*Task requirements:*
Where a line contains the string "next", copy that line.

○ ○ ○ ○ ○

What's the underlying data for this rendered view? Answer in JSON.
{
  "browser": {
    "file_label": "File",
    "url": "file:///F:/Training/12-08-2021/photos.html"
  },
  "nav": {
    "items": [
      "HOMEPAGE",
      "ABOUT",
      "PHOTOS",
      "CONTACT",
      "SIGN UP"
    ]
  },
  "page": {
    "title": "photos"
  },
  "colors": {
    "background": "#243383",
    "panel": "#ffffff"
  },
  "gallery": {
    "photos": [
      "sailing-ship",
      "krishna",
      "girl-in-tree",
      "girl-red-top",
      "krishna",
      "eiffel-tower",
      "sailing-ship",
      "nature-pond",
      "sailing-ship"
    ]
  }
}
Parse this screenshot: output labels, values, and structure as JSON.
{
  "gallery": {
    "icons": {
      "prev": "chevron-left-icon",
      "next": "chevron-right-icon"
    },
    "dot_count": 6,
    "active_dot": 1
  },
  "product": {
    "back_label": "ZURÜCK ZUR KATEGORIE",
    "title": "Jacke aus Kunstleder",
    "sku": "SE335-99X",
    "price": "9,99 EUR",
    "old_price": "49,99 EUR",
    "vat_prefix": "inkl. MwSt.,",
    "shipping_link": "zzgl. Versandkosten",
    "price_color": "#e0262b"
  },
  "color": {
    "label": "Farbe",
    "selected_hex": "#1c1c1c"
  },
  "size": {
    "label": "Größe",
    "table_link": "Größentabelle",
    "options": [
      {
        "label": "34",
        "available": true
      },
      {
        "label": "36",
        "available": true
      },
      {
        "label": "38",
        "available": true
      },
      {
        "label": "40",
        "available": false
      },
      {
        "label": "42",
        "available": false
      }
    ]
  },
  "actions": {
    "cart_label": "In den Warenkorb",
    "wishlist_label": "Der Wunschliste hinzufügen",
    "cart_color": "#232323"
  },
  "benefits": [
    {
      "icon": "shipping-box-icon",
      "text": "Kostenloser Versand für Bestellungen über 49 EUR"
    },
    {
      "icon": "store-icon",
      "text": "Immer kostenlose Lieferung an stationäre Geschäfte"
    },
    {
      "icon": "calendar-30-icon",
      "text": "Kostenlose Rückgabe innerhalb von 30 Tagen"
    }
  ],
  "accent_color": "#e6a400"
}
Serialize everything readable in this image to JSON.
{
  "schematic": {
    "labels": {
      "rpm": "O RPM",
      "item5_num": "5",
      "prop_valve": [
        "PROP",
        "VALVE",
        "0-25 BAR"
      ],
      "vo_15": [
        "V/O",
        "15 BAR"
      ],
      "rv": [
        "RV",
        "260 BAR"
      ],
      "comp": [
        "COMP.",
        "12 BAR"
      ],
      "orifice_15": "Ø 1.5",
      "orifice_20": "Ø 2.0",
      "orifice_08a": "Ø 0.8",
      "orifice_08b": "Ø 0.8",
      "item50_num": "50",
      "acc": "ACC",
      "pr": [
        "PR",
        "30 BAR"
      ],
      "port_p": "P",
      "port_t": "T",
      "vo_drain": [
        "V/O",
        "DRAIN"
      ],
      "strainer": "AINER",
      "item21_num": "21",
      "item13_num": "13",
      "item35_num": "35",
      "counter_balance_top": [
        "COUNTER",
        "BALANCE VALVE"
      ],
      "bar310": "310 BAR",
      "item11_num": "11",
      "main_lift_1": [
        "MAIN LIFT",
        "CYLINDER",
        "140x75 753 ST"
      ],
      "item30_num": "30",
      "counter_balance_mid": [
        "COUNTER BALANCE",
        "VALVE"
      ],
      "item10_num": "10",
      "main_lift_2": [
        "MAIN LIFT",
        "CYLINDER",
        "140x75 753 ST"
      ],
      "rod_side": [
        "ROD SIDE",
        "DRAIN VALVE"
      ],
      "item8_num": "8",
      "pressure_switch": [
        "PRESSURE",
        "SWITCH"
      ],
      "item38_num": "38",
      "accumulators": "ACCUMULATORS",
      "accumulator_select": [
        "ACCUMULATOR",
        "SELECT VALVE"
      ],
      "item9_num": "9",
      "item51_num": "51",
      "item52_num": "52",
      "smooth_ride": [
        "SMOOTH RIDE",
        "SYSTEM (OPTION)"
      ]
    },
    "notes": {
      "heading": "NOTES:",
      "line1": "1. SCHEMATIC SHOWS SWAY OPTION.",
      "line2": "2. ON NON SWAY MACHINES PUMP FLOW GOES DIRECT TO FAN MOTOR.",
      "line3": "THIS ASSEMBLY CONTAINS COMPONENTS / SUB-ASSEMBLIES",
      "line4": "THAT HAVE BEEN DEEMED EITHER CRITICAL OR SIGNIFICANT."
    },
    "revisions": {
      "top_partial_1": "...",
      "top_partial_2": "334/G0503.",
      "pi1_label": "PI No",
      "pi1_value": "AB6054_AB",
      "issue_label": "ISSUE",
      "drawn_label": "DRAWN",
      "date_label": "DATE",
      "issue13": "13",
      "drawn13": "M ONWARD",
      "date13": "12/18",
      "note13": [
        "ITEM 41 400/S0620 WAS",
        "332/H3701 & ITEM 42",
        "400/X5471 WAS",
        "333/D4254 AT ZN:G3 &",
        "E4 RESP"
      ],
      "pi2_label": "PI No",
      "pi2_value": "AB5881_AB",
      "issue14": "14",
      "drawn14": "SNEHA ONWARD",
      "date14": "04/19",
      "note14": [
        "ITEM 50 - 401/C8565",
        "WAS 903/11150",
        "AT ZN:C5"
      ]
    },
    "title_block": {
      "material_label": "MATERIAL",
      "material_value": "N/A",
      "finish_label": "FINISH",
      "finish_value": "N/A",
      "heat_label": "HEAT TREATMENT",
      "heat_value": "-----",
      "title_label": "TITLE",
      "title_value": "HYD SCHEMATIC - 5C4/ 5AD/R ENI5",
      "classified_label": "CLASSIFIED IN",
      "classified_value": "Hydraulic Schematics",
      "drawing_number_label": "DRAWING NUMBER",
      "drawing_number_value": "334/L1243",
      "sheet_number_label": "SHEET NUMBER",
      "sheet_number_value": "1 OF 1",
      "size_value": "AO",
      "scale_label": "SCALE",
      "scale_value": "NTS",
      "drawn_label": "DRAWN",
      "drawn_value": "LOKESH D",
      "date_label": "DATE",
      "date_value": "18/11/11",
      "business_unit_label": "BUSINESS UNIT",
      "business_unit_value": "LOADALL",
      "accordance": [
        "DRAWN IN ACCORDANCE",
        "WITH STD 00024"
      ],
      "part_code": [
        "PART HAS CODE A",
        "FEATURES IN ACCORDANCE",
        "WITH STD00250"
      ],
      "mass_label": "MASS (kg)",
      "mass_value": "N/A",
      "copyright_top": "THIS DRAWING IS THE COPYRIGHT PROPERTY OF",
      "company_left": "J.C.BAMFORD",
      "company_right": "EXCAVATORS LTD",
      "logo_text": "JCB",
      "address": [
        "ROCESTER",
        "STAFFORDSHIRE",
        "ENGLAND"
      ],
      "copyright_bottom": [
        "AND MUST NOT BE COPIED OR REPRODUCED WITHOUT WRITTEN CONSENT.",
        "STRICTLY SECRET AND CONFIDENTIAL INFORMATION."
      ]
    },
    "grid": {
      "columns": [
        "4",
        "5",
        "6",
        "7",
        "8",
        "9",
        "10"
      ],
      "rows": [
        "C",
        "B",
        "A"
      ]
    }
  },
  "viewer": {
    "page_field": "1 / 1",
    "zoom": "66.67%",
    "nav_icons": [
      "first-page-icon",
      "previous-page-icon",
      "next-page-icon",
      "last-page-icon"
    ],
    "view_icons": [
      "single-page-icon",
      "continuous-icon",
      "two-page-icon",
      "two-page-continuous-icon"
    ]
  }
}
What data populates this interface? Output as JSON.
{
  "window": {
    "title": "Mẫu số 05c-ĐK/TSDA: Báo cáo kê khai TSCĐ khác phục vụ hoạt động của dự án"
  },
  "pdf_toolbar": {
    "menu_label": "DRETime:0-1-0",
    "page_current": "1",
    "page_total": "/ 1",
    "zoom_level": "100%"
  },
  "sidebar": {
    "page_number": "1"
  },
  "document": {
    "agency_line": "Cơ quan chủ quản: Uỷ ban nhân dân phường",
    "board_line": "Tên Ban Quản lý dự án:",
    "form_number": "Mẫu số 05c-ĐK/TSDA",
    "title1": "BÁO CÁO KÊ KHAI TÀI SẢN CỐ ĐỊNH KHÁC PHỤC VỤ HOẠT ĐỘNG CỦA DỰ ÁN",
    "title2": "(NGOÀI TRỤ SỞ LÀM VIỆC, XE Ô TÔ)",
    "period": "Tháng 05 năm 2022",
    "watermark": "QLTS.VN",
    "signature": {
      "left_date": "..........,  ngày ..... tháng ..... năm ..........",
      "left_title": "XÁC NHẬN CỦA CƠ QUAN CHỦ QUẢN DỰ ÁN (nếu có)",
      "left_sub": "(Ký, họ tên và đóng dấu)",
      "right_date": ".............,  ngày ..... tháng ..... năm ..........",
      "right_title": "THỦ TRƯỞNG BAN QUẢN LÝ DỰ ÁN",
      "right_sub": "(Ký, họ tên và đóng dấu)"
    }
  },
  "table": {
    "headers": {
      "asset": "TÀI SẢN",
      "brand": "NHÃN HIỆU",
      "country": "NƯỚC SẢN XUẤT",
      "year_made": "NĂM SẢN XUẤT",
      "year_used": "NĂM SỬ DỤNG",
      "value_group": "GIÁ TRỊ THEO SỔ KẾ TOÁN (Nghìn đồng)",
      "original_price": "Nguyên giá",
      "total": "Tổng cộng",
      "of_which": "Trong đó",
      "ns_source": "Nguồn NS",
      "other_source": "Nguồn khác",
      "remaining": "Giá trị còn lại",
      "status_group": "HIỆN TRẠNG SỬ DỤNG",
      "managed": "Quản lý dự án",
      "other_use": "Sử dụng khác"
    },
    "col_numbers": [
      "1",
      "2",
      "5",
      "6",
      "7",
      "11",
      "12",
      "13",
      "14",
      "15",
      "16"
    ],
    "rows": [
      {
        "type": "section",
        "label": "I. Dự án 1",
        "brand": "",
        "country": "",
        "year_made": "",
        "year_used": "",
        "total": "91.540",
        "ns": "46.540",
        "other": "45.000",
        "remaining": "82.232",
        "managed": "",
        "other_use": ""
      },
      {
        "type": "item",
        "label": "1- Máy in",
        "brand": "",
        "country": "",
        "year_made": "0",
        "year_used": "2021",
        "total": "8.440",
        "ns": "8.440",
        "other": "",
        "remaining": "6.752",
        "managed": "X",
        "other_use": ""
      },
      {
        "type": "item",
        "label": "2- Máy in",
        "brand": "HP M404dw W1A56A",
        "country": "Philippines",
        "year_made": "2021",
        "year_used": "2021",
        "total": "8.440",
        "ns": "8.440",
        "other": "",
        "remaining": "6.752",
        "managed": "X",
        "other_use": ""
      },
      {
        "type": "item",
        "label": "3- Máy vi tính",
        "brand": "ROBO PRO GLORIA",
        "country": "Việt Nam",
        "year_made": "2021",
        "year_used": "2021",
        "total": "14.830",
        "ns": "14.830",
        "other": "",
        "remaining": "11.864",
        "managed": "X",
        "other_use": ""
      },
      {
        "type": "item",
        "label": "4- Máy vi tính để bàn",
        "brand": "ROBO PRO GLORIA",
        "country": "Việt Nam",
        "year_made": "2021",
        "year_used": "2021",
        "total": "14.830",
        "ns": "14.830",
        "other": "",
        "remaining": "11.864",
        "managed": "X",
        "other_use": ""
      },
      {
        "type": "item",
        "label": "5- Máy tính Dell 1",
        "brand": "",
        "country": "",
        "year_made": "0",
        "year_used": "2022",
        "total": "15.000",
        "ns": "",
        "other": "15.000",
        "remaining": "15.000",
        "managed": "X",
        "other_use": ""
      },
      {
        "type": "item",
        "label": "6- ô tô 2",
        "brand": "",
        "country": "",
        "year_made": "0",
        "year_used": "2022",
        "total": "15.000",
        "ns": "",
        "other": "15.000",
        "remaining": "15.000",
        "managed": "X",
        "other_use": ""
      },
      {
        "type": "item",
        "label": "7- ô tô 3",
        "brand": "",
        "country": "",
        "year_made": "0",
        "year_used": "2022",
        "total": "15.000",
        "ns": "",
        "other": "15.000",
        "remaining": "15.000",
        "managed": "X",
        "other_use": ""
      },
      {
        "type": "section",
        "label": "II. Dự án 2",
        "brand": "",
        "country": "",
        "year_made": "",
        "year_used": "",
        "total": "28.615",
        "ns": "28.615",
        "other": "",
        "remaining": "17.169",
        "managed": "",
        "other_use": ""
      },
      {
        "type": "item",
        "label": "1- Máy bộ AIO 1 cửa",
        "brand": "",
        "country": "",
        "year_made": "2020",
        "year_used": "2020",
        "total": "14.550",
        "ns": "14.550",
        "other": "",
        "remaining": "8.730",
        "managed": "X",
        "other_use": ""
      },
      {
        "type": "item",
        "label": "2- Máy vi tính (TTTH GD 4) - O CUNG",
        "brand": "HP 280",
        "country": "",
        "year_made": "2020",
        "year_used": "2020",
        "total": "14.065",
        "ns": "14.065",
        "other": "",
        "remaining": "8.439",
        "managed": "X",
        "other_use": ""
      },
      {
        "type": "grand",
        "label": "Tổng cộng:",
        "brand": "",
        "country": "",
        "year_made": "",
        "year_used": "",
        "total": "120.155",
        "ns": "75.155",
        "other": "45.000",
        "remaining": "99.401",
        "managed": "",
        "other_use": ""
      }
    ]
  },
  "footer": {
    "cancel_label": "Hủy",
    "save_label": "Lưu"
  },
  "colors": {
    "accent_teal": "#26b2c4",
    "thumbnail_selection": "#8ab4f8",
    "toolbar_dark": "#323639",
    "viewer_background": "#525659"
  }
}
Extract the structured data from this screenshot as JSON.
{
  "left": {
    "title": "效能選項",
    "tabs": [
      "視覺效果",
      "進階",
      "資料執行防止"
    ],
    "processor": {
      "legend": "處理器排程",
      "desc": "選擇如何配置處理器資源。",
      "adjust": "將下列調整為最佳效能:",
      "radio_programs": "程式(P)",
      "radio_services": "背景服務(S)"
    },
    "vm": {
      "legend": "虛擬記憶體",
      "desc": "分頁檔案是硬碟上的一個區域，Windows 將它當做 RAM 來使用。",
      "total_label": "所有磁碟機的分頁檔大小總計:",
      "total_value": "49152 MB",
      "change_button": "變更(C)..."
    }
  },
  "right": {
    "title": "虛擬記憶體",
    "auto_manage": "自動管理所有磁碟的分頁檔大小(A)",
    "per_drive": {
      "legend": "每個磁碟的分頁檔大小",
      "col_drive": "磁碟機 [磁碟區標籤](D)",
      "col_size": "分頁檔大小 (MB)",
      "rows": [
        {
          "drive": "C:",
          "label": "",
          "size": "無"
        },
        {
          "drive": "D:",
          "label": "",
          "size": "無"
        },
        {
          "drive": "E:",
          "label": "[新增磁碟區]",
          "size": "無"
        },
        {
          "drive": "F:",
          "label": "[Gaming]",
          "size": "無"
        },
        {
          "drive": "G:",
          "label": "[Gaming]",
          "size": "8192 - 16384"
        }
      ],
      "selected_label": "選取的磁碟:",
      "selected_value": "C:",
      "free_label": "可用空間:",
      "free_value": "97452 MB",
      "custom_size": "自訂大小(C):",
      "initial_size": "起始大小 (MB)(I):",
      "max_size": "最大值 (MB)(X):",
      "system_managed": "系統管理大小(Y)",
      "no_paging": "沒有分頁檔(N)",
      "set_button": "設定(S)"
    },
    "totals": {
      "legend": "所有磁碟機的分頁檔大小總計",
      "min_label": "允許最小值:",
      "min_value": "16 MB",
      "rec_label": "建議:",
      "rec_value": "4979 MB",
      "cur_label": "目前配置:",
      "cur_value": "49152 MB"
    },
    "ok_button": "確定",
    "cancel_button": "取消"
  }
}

○ ○ ○ ○ ○

*Problem solution:*
      "next": "chevron-right-icon"
      "next-page-icon",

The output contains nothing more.